Extract the full set of records that follows, word for word.

+++ GIVEN ENTRIES

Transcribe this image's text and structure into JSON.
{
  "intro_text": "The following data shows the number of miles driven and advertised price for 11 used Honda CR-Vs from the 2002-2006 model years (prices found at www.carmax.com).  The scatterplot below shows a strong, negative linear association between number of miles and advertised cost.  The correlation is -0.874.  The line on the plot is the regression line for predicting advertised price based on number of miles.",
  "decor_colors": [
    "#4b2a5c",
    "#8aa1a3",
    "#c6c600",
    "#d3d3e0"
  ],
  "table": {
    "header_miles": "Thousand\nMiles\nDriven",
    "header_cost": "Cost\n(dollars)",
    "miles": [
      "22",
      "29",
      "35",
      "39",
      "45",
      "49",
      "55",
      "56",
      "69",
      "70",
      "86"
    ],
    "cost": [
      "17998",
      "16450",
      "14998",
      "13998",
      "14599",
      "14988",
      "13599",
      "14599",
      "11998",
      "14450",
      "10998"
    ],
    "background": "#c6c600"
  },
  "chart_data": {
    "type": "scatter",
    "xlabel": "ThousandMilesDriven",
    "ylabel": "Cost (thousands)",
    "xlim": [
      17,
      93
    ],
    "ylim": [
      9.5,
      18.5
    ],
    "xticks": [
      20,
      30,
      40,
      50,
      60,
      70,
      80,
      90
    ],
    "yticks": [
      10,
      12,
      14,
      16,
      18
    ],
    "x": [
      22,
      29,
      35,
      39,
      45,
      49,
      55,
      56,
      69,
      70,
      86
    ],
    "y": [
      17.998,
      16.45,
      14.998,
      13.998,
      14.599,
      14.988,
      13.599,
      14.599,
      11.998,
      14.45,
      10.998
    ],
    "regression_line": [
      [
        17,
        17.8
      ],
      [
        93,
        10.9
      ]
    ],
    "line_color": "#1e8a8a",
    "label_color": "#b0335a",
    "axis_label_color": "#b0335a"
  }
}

++++++

RESPONSE TO THE TASK
Transcribe this image's text and structure into JSON.
{
  "intro_text": "The following data shows the number of miles driven and advertised price for 11 used Honda CR-Vs from the 2002-2006 model years (prices found at www.carmax.com).  The scatterplot below shows a strong, negative linear association between number of miles and advertised cost.  The correlation is -0.874.  The line on the plot is the regression line for predicting advertised price based on number of miles.",
  "decor_colors": [
    "#4b2a5c",
    "#8aa1a3",
    "#c6c600",
    "#d3d3e0"
  ],
  "table": {
    "header_miles": "Thousand\nMiles\nDriven",
    "header_cost": "Cost\n(dollars)",
    "miles": [
      "22",
      "29",
      "35",
      "39",
      "45",
      "49",
      "55",
      "56",
      "69",
      "70",
      "86"
    ],
    "cost": [
      "17998",
      "16450",
      "14998",
      "13998",
      "14599",
      "14988",
      "13599",
      "14599",
      "11998",
      "14450",
      "10998"
    ],
    "background": "#c6c600"
  },
  "chart_data": {
    "type": "scatter",
    "xlabel": "ThousandMilesDriven",
    "ylabel": "Cost (thousands)",
    "xlim": [
      17,
      93
    ],
    "ylim": [
      9.5,
      18.5
    ],
    "xticks": [
      20,
      30,
      40,
      50,
      60,
      70,
      80,
      90
    ],
    "yticks": [
      10,
      12,
      14,
      16,
      18
    ],
    "x": [
      22,
      29,
      35,
      39,
      45,
      49,
      55,
      56,
      69,
      70,
      86
    ],
    "y": [
      17.998,
      16.45,
      14.998,
      13.998,
      14.599,
      14.988,
      13.599,
      14.599,
      11.998,
      14.45,
      10.998
    ],
    "regression_line": [
      [
        17,
        17.8
      ],
      [
        93,
        10.9
      ]
    ],
    "line_color": "#1e8a8a",
    "label_color": "#b0335a",
    "axis_label_color": "#b0335a"
  }
}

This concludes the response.